A block of data:
-=-=-=-=-

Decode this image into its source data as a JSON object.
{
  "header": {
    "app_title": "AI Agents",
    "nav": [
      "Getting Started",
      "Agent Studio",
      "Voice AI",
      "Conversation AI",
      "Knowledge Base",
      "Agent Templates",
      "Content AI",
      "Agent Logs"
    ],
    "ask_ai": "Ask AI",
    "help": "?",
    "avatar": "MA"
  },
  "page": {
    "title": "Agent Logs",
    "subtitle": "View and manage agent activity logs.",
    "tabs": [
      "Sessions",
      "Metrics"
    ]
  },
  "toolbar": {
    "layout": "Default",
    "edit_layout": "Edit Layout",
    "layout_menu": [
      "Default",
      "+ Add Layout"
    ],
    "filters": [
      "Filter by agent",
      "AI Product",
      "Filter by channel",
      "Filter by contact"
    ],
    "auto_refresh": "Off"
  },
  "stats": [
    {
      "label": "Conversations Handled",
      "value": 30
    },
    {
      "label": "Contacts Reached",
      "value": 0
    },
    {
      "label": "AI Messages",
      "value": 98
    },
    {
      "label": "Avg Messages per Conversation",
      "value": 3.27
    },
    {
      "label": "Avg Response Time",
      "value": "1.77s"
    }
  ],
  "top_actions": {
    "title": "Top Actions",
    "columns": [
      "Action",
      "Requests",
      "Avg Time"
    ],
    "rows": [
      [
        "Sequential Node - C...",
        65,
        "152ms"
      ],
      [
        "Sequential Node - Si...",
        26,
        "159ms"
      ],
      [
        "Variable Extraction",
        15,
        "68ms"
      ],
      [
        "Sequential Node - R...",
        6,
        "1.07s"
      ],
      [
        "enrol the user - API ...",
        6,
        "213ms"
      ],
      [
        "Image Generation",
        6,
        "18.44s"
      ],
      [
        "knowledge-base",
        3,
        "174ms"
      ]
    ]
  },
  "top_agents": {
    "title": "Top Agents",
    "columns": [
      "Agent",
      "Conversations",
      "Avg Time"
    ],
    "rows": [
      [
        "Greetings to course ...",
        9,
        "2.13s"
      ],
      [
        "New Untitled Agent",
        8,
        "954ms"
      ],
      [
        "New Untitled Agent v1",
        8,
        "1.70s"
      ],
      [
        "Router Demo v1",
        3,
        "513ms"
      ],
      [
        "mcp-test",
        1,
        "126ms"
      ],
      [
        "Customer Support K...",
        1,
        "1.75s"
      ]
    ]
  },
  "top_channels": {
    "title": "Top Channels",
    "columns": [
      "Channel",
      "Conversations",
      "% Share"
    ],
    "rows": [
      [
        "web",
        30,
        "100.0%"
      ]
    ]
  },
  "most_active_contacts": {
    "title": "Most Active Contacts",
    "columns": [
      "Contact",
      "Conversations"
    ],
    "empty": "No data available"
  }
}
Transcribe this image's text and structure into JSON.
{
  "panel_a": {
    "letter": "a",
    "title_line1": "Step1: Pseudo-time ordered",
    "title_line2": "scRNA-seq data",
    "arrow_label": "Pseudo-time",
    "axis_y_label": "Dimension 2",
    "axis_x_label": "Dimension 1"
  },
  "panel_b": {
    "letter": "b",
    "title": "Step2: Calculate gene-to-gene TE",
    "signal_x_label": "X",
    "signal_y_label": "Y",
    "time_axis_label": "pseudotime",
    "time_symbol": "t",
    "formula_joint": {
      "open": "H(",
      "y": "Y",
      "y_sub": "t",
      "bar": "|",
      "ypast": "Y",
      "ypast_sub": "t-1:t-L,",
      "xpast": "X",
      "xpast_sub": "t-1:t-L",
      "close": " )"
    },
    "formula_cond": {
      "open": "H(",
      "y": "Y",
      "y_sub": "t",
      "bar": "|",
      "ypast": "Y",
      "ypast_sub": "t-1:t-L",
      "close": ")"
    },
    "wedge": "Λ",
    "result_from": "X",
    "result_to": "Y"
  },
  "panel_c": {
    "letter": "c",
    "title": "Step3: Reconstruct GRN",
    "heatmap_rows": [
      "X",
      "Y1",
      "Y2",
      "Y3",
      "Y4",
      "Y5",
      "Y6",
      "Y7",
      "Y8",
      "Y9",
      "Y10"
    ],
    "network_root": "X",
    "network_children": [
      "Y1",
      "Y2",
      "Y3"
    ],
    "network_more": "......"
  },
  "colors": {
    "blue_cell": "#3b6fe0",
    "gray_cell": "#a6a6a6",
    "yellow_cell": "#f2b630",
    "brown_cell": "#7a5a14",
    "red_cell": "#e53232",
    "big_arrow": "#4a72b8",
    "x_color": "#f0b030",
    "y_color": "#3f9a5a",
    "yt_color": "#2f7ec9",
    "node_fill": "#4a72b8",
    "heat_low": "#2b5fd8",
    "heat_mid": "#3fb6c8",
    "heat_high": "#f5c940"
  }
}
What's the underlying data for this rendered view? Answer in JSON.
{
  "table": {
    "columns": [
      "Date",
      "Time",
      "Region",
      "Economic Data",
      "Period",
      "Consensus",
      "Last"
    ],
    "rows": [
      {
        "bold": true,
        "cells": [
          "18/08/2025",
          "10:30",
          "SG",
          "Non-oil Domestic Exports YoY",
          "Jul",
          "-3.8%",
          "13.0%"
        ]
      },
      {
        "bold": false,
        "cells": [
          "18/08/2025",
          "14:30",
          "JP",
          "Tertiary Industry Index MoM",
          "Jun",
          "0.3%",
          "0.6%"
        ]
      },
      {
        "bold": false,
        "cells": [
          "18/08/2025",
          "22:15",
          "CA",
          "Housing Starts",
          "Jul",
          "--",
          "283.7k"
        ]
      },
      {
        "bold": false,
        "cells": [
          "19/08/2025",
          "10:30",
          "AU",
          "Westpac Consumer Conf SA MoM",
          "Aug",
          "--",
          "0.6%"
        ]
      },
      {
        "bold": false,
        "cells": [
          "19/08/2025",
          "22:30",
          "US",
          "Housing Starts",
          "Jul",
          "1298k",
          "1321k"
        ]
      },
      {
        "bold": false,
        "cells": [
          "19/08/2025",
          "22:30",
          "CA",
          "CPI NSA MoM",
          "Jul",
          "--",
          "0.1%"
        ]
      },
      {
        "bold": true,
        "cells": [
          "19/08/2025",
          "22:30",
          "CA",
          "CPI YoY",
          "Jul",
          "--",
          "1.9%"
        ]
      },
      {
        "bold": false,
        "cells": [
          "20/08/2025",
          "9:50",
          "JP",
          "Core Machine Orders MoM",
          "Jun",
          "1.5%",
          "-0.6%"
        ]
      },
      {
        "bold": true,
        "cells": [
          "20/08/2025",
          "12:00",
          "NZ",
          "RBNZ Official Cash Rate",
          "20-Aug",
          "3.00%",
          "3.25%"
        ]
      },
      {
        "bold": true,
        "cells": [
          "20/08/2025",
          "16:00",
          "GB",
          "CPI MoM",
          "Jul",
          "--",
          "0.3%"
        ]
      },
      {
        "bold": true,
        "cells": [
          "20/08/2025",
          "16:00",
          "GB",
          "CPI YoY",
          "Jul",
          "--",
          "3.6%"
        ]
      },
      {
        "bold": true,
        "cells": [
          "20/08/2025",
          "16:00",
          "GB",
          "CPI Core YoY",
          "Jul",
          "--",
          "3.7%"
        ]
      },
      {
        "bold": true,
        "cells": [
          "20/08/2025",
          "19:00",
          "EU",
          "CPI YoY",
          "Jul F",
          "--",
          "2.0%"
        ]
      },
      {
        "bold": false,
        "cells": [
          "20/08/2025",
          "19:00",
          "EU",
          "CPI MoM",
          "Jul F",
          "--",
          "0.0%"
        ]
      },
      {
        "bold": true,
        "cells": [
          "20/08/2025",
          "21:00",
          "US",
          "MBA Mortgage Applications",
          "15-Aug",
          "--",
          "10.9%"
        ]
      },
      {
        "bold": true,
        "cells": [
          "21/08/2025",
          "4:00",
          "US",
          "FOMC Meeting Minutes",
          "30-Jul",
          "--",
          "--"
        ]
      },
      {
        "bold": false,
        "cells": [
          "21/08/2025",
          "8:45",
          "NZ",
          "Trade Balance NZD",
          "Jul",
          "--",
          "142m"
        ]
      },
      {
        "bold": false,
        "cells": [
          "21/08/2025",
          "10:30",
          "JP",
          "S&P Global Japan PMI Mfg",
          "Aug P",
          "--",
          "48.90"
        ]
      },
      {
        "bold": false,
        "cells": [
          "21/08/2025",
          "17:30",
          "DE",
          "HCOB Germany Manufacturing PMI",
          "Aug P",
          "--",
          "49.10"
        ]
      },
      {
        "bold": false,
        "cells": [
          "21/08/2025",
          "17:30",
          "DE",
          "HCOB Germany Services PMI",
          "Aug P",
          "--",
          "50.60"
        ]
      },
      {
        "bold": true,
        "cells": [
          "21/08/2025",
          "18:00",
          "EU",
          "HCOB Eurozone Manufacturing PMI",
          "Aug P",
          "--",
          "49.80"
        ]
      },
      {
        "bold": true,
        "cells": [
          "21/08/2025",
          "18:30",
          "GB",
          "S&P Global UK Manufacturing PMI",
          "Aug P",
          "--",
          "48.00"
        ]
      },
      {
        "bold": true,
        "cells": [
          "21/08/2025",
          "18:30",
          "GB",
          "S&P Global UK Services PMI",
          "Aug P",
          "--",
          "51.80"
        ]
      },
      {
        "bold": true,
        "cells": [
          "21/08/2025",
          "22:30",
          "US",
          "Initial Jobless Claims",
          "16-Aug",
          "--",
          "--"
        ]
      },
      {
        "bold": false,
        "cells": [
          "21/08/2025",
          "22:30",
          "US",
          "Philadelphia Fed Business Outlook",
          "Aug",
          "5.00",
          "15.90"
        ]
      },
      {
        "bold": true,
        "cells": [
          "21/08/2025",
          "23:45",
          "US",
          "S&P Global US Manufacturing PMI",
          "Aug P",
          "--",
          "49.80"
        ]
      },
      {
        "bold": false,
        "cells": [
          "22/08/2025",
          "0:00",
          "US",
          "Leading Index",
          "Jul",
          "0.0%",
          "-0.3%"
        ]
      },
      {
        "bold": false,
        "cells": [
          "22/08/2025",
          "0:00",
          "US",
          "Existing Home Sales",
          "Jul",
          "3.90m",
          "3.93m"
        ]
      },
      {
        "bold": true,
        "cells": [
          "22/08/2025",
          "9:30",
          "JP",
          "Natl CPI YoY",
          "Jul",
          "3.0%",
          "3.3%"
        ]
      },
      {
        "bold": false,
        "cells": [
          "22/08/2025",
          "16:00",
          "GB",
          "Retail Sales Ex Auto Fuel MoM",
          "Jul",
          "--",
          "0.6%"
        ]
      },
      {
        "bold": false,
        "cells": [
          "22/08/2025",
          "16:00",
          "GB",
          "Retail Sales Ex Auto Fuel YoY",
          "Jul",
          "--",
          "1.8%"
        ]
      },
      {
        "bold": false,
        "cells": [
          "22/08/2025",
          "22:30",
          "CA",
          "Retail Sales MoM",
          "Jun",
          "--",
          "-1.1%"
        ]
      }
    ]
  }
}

-=-=-=-=-

Identify and copy lines that hold the string "Conversations".

      "label": "Conversations Handled",
      "Conversations",
      "Conversations",
      "Conversations"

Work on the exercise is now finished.